start MATERIAL

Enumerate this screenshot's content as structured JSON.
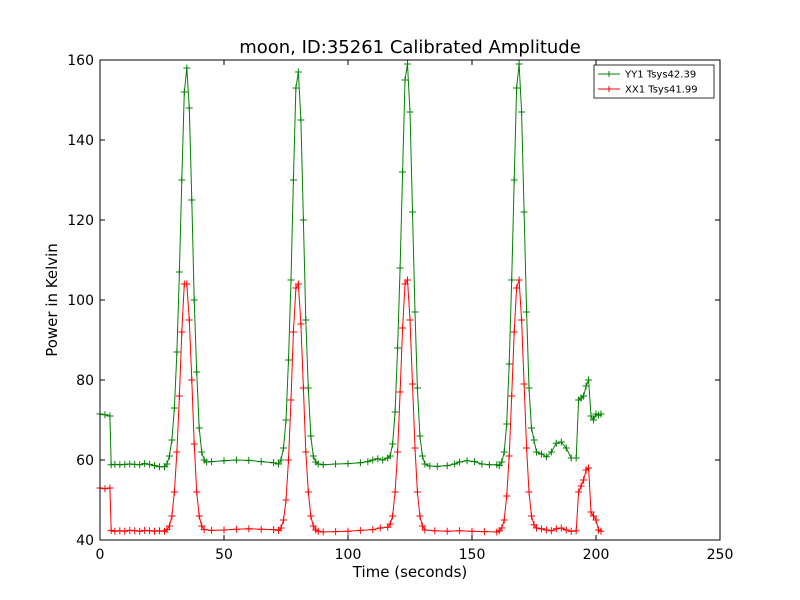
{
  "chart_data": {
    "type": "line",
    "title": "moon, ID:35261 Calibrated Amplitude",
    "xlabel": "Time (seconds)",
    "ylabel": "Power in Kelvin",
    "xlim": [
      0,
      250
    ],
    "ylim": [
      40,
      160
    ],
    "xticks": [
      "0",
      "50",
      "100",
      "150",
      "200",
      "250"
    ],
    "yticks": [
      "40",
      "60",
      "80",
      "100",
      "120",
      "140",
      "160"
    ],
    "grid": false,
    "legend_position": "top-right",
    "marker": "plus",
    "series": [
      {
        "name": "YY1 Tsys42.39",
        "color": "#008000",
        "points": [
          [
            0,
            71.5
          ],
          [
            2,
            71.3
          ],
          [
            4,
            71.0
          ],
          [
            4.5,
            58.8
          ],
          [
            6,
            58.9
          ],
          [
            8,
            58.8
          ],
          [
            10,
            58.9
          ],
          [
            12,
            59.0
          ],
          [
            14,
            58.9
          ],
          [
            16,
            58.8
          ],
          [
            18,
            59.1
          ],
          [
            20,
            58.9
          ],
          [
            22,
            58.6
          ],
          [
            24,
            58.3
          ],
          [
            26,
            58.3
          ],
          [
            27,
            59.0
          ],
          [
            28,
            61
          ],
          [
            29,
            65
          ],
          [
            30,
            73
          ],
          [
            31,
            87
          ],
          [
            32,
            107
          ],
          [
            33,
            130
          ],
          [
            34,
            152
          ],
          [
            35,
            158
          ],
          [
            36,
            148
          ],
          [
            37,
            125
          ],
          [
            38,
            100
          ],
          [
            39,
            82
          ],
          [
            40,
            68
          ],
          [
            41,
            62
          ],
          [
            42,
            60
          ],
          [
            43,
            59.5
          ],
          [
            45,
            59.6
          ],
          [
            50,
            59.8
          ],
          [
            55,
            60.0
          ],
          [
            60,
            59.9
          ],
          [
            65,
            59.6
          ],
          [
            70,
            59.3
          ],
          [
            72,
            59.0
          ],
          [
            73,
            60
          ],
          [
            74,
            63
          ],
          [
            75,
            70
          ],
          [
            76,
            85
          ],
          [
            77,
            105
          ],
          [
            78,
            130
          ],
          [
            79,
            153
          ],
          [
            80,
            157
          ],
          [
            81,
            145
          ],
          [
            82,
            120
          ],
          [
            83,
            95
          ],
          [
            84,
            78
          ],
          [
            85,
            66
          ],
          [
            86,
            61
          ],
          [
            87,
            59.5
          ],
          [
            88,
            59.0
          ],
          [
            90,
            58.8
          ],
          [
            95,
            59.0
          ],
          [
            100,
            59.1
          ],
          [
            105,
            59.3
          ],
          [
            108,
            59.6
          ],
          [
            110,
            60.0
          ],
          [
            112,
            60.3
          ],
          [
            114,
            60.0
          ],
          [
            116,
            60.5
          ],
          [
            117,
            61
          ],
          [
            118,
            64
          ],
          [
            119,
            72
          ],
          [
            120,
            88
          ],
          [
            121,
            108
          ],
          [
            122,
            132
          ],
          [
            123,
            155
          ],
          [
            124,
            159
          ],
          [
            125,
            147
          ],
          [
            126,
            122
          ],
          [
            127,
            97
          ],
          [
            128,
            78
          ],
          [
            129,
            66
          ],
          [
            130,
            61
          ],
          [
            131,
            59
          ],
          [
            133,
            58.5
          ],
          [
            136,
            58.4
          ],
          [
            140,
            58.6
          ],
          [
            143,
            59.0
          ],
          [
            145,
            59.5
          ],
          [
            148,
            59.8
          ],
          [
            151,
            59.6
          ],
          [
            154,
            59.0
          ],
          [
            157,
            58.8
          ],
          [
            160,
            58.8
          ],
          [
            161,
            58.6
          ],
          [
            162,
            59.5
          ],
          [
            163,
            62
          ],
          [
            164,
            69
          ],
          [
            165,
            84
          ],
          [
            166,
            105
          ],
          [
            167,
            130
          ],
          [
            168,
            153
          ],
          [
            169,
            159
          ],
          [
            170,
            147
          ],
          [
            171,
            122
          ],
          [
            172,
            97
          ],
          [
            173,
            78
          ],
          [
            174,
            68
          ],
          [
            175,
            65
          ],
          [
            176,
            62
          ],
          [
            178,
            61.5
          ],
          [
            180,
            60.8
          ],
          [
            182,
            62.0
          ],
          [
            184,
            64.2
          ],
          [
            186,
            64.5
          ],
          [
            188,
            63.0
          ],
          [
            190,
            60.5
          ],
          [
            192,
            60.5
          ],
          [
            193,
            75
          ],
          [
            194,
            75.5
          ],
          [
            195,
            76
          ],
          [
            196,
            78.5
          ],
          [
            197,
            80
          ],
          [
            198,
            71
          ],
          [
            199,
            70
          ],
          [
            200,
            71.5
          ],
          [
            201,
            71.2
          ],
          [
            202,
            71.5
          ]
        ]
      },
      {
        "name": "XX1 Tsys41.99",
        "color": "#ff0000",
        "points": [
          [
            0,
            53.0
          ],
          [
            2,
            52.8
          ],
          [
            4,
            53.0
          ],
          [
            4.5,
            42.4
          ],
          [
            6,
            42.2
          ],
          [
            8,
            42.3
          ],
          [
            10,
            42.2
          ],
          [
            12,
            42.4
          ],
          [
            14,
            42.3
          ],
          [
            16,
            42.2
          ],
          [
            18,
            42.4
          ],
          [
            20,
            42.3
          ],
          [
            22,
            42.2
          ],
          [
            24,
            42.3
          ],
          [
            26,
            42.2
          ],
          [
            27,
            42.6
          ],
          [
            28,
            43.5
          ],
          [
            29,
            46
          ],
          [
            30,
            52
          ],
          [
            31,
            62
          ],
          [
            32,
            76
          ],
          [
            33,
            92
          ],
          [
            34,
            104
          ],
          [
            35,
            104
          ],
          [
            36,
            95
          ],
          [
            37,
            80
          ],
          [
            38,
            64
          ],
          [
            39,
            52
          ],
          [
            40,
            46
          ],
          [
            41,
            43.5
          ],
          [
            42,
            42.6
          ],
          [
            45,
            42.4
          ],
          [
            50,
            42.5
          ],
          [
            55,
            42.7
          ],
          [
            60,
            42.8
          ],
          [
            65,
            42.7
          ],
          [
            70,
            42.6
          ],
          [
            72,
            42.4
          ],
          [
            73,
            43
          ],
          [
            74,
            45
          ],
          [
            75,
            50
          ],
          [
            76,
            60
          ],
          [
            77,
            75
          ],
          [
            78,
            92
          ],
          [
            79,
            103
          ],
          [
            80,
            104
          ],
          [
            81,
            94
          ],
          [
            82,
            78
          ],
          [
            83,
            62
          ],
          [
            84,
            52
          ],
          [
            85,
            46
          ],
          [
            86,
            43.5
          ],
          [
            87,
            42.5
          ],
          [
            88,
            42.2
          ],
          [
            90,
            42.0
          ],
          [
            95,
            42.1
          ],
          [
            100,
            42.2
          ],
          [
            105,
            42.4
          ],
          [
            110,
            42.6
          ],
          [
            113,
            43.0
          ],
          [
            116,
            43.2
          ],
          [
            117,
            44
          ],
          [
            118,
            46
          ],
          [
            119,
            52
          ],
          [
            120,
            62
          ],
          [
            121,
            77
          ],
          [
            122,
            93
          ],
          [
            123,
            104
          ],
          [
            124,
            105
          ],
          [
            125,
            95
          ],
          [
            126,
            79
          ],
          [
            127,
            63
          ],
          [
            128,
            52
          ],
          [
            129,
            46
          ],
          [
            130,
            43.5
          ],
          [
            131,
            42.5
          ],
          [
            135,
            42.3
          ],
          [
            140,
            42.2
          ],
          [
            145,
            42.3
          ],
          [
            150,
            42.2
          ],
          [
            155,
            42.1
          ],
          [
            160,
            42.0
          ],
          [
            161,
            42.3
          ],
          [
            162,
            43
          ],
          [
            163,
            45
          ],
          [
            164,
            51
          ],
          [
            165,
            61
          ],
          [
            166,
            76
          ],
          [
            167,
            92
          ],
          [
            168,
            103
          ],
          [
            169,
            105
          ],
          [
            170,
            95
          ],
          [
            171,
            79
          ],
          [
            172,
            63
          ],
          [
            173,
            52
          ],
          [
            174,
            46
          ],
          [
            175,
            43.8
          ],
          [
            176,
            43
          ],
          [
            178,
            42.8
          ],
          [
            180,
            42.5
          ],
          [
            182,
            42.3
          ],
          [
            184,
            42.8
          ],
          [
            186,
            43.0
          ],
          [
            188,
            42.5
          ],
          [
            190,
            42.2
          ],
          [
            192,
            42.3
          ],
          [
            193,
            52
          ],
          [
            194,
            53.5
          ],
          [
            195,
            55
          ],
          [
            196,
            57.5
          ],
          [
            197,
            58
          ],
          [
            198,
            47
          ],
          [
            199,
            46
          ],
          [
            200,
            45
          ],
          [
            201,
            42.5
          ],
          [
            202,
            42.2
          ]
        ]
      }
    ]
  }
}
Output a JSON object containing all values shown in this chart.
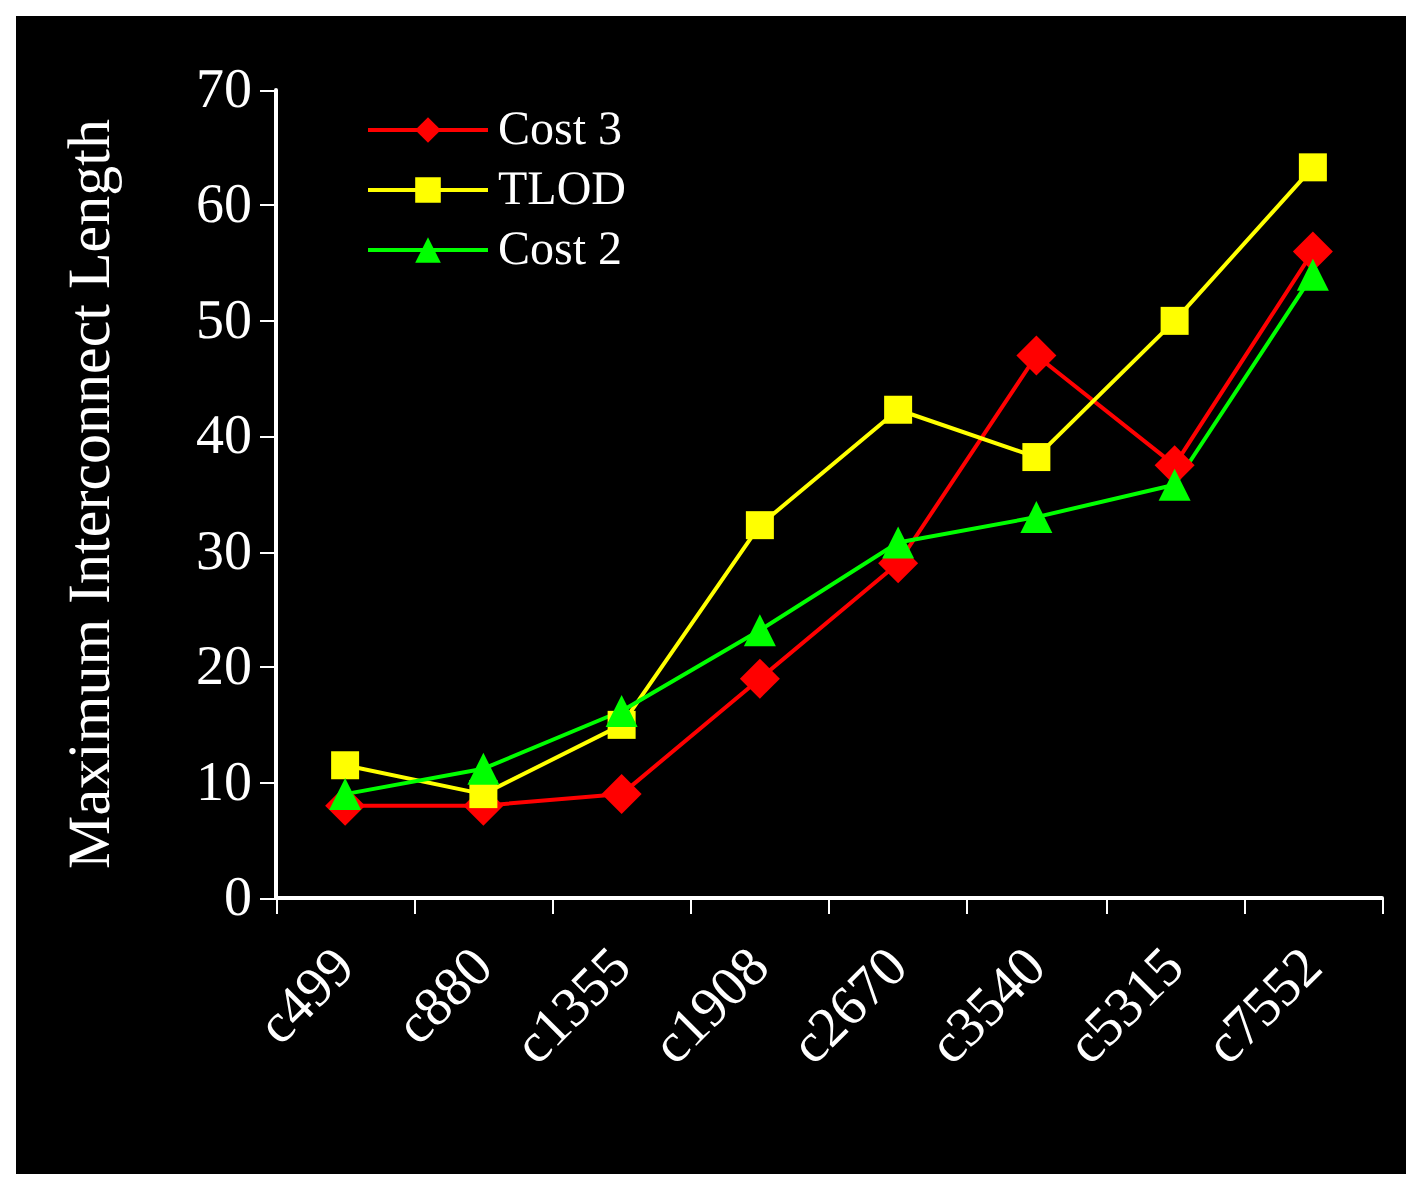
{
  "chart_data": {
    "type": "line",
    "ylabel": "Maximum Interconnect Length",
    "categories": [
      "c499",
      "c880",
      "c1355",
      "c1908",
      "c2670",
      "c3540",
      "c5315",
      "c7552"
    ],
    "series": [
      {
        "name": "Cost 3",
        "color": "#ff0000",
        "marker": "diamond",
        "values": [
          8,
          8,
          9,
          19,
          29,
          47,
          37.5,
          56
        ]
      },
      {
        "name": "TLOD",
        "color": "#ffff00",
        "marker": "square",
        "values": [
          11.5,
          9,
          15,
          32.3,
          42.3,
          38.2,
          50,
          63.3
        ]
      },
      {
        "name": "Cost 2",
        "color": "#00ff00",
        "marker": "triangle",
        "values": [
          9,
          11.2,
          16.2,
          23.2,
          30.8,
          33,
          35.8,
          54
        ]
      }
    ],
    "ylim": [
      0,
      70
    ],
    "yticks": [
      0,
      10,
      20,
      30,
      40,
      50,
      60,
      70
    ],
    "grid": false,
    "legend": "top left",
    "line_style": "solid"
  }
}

end MATERIAL

### [JOB]
Write out every line of the entries that holds the word "ylabel".

### [RESULT]
    "ylabel": "Power in Kelvin",
    "ylabel": "Maximum Interconnect Length",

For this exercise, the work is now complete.